*Exercise task*
Here are some records; quote them exactly, leaving out the pictures.

Data records
====================

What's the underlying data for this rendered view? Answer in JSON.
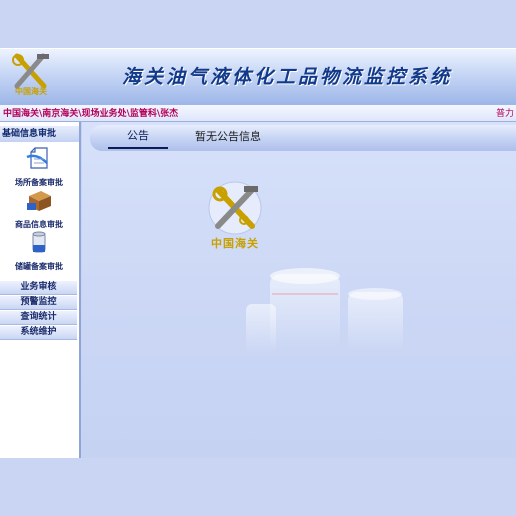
{
  "header": {
    "logo_text": "中国海关",
    "system_title": "海关油气液体化工品物流监控系统"
  },
  "breadcrumb": {
    "path": "中国海关\\南京海关\\现场业务处\\监管科\\张杰",
    "right_text": "普力"
  },
  "sidebar": {
    "section_title": "基础信息审批",
    "tiles": [
      {
        "label": "场所备案审批",
        "icon": "document-check-icon"
      },
      {
        "label": "商品信息审批",
        "icon": "cargo-box-icon"
      },
      {
        "label": "储罐备案审批",
        "icon": "storage-tank-icon"
      }
    ],
    "menu": [
      "业务审核",
      "预警监控",
      "查询统计",
      "系统维护"
    ]
  },
  "main": {
    "notice_tab_label": "公告",
    "notice_text": "暂无公告信息",
    "center_logo_text": "中国海关"
  },
  "colors": {
    "accent": "#123a8a",
    "breadcrumb": "#b4005a",
    "logo_gold": "#c8a000"
  }
}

====================

*Exercise response*
What's the underlying data for this rendered view? Answer in JSON.
{
  "header": {
    "logo_text": "中国海关",
    "system_title": "海关油气液体化工品物流监控系统"
  },
  "breadcrumb": {
    "path": "中国海关\\南京海关\\现场业务处\\监管科\\张杰",
    "right_text": "普力"
  },
  "sidebar": {
    "section_title": "基础信息审批",
    "tiles": [
      {
        "label": "场所备案审批",
        "icon": "document-check-icon"
      },
      {
        "label": "商品信息审批",
        "icon": "cargo-box-icon"
      },
      {
        "label": "储罐备案审批",
        "icon": "storage-tank-icon"
      }
    ],
    "menu": [
      "业务审核",
      "预警监控",
      "查询统计",
      "系统维护"
    ]
  },
  "main": {
    "notice_tab_label": "公告",
    "notice_text": "暂无公告信息",
    "center_logo_text": "中国海关"
  },
  "colors": {
    "accent": "#123a8a",
    "breadcrumb": "#b4005a",
    "logo_gold": "#c8a000"
  }
}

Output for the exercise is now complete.